SHORT TASK:
Each line from the one that contains "Extract the structured" to the end of the material must be set down exactly, and no line before it.

(Stored data entries)
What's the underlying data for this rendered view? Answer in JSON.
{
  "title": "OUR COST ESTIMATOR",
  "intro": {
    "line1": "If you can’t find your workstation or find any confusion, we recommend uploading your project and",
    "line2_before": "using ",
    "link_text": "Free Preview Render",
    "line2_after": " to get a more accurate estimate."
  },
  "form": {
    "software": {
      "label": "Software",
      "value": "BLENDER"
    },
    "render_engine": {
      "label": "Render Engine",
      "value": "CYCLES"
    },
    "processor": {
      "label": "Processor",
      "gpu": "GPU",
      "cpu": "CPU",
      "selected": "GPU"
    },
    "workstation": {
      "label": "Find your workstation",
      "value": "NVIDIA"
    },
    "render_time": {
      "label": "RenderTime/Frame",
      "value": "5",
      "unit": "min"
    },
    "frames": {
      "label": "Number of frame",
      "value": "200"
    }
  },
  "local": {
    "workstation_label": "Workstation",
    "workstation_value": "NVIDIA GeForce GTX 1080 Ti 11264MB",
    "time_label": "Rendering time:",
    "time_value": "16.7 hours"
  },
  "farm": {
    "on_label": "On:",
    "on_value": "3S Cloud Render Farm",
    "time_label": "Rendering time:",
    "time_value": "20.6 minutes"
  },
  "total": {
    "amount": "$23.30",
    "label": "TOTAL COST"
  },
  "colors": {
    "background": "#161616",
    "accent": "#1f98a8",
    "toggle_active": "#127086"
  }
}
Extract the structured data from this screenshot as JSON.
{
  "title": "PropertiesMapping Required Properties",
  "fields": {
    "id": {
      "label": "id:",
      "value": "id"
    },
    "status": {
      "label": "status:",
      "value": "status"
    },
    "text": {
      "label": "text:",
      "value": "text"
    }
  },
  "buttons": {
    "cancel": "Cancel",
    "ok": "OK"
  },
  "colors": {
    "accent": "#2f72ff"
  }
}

FINISHED ANSWER:
Extract the structured data from this screenshot as JSON.
{
  "title": "PropertiesMapping Required Properties",
  "fields": {
    "id": {
      "label": "id:",
      "value": "id"
    },
    "status": {
      "label": "status:",
      "value": "status"
    },
    "text": {
      "label": "text:",
      "value": "text"
    }
  },
  "buttons": {
    "cancel": "Cancel",
    "ok": "OK"
  },
  "colors": {
    "accent": "#2f72ff"
  }
}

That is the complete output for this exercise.